A run of entries:

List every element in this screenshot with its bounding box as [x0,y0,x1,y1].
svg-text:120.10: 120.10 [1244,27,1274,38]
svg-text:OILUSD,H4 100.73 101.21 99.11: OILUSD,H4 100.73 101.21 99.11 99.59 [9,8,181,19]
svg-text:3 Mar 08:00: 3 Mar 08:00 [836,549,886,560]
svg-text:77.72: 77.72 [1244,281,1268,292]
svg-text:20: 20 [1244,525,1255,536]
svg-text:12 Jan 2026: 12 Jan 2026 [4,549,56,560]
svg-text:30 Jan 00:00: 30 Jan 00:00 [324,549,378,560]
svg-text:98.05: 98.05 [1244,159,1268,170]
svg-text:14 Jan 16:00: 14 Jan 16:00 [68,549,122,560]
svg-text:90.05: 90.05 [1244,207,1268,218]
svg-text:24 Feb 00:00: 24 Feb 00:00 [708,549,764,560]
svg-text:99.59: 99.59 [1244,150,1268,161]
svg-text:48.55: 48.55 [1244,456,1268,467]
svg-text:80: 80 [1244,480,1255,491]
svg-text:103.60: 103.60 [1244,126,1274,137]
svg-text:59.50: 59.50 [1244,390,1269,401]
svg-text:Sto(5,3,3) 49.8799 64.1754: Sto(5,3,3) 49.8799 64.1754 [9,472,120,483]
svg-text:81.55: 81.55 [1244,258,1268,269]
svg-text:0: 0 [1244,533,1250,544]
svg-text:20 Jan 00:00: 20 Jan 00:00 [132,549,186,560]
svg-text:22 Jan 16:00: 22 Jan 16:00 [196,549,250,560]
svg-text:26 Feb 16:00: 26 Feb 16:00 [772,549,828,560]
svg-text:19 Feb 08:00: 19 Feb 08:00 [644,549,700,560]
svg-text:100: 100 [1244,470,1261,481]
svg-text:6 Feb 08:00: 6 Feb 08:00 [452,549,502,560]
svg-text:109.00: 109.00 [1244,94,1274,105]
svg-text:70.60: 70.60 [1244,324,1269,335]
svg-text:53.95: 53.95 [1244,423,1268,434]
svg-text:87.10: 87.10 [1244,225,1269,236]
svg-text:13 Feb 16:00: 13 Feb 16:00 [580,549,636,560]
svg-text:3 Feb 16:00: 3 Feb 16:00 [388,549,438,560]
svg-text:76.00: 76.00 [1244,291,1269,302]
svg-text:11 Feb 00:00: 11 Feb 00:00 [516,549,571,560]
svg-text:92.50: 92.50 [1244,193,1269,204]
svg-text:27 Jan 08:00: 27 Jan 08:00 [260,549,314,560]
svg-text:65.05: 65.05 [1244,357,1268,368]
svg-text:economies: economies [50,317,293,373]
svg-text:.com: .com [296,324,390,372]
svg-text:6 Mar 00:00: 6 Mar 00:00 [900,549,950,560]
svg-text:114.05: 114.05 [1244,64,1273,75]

Required task: Extract every line from the entries above and reproduce each one character for character, in the same order.

Exercise result:
List every element in this screenshot with its bounding box as [x0,y0,x1,y1].
svg-text:120.10: 120.10 [1244,27,1274,38]
svg-text:OILUSD,H4 100.73 101.21 99.11: OILUSD,H4 100.73 101.21 99.11 99.59 [9,8,181,19]
svg-text:3 Mar 08:00: 3 Mar 08:00 [836,549,886,560]
svg-text:77.72: 77.72 [1244,281,1268,292]
svg-text:20: 20 [1244,525,1255,536]
svg-text:12 Jan 2026: 12 Jan 2026 [4,549,56,560]
svg-text:30 Jan 00:00: 30 Jan 00:00 [324,549,378,560]
svg-text:98.05: 98.05 [1244,159,1268,170]
svg-text:14 Jan 16:00: 14 Jan 16:00 [68,549,122,560]
svg-text:90.05: 90.05 [1244,207,1268,218]
svg-text:24 Feb 00:00: 24 Feb 00:00 [708,549,764,560]
svg-text:99.59: 99.59 [1244,150,1268,161]
svg-text:48.55: 48.55 [1244,456,1268,467]
svg-text:80: 80 [1244,480,1255,491]
svg-text:103.60: 103.60 [1244,126,1274,137]
svg-text:59.50: 59.50 [1244,390,1269,401]
svg-text:Sto(5,3,3) 49.8799 64.1754: Sto(5,3,3) 49.8799 64.1754 [9,472,120,483]
svg-text:81.55: 81.55 [1244,258,1268,269]
svg-text:0: 0 [1244,533,1250,544]
svg-text:20 Jan 00:00: 20 Jan 00:00 [132,549,186,560]
svg-text:22 Jan 16:00: 22 Jan 16:00 [196,549,250,560]
svg-text:26 Feb 16:00: 26 Feb 16:00 [772,549,828,560]
svg-text:19 Feb 08:00: 19 Feb 08:00 [644,549,700,560]
svg-text:100: 100 [1244,470,1261,481]
svg-text:6 Feb 08:00: 6 Feb 08:00 [452,549,502,560]
svg-text:109.00: 109.00 [1244,94,1274,105]
svg-text:70.60: 70.60 [1244,324,1269,335]
svg-text:53.95: 53.95 [1244,423,1268,434]
svg-text:87.10: 87.10 [1244,225,1269,236]
svg-text:13 Feb 16:00: 13 Feb 16:00 [580,549,636,560]
svg-text:3 Feb 16:00: 3 Feb 16:00 [388,549,438,560]
svg-text:76.00: 76.00 [1244,291,1269,302]
svg-text:11 Feb 00:00: 11 Feb 00:00 [516,549,571,560]
svg-text:92.50: 92.50 [1244,193,1269,204]
svg-text:27 Jan 08:00: 27 Jan 08:00 [260,549,314,560]
svg-text:65.05: 65.05 [1244,357,1268,368]
svg-text:economies: economies [50,317,293,373]
svg-text:.com: .com [296,324,390,372]
svg-text:6 Mar 00:00: 6 Mar 00:00 [900,549,950,560]
svg-text:114.05: 114.05 [1244,64,1273,75]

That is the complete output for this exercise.